**Task brief:** Repeat the listing in full. Nothing may be added or left out.

**Data for the task:**

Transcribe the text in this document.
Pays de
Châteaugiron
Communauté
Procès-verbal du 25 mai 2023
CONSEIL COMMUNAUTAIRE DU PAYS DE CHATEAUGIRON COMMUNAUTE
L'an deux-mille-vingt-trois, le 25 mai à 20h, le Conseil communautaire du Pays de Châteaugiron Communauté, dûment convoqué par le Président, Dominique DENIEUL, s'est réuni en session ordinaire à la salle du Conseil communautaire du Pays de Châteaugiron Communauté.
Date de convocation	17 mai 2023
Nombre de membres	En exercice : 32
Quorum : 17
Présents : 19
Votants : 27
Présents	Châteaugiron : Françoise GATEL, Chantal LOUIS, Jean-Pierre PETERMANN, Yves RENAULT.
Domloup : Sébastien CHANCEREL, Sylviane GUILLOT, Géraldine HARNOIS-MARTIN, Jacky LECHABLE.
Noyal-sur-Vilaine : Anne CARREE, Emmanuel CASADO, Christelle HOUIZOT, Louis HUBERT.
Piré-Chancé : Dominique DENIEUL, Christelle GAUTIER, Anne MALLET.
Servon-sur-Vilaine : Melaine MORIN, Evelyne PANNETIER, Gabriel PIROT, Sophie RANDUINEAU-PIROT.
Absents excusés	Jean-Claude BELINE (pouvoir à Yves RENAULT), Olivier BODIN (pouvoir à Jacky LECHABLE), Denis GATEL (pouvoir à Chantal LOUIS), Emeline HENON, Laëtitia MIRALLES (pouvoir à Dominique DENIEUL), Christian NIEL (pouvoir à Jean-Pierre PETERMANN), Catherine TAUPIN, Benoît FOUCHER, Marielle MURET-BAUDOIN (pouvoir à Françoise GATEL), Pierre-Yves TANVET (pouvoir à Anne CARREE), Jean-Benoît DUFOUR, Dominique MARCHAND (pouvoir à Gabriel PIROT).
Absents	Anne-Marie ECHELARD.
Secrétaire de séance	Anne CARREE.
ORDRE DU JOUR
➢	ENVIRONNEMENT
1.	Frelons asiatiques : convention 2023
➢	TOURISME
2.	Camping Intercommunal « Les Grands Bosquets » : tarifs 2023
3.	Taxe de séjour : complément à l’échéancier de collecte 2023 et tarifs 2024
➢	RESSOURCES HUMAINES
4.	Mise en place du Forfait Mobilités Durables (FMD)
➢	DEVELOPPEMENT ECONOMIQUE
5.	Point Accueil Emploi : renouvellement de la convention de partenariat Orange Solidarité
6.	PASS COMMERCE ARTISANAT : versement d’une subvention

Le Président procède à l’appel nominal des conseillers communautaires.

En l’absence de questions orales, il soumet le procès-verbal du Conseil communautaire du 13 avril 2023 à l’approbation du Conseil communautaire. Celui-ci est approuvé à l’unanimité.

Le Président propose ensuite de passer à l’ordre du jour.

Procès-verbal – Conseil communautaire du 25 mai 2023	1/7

**The response:**
Transcribe the text in this document.
Pays de
Châteaugiron
Communauté
Procès-verbal du 25 mai 2023
CONSEIL COMMUNAUTAIRE DU PAYS DE CHATEAUGIRON COMMUNAUTE
L'an deux-mille-vingt-trois, le 25 mai à 20h, le Conseil communautaire du Pays de Châteaugiron Communauté, dûment convoqué par le Président, Dominique DENIEUL, s'est réuni en session ordinaire à la salle du Conseil communautaire du Pays de Châteaugiron Communauté.
Date de convocation	17 mai 2023
Nombre de membres	En exercice : 32
Quorum : 17
Présents : 19
Votants : 27
Présents	Châteaugiron : Françoise GATEL, Chantal LOUIS, Jean-Pierre PETERMANN, Yves RENAULT.
Domloup : Sébastien CHANCEREL, Sylviane GUILLOT, Géraldine HARNOIS-MARTIN, Jacky LECHABLE.
Noyal-sur-Vilaine : Anne CARREE, Emmanuel CASADO, Christelle HOUIZOT, Louis HUBERT.
Piré-Chancé : Dominique DENIEUL, Christelle GAUTIER, Anne MALLET.
Servon-sur-Vilaine : Melaine MORIN, Evelyne PANNETIER, Gabriel PIROT, Sophie RANDUINEAU-PIROT.
Absents excusés	Jean-Claude BELINE (pouvoir à Yves RENAULT), Olivier BODIN (pouvoir à Jacky LECHABLE), Denis GATEL (pouvoir à Chantal LOUIS), Emeline HENON, Laëtitia MIRALLES (pouvoir à Dominique DENIEUL), Christian NIEL (pouvoir à Jean-Pierre PETERMANN), Catherine TAUPIN, Benoît FOUCHER, Marielle MURET-BAUDOIN (pouvoir à Françoise GATEL), Pierre-Yves TANVET (pouvoir à Anne CARREE), Jean-Benoît DUFOUR, Dominique MARCHAND (pouvoir à Gabriel PIROT).
Absents	Anne-Marie ECHELARD.
Secrétaire de séance	Anne CARREE.
ORDRE DU JOUR
➢	ENVIRONNEMENT
1.	Frelons asiatiques : convention 2023
➢	TOURISME
2.	Camping Intercommunal « Les Grands Bosquets » : tarifs 2023
3.	Taxe de séjour : complément à l’échéancier de collecte 2023 et tarifs 2024
➢	RESSOURCES HUMAINES
4.	Mise en place du Forfait Mobilités Durables (FMD)
➢	DEVELOPPEMENT ECONOMIQUE
5.	Point Accueil Emploi : renouvellement de la convention de partenariat Orange Solidarité
6.	PASS COMMERCE ARTISANAT : versement d’une subvention

Le Président procède à l’appel nominal des conseillers communautaires.

En l’absence de questions orales, il soumet le procès-verbal du Conseil communautaire du 13 avril 2023 à l’approbation du Conseil communautaire. Celui-ci est approuvé à l’unanimité.

Le Président propose ensuite de passer à l’ordre du jour.

Procès-verbal – Conseil communautaire du 25 mai 2023	1/7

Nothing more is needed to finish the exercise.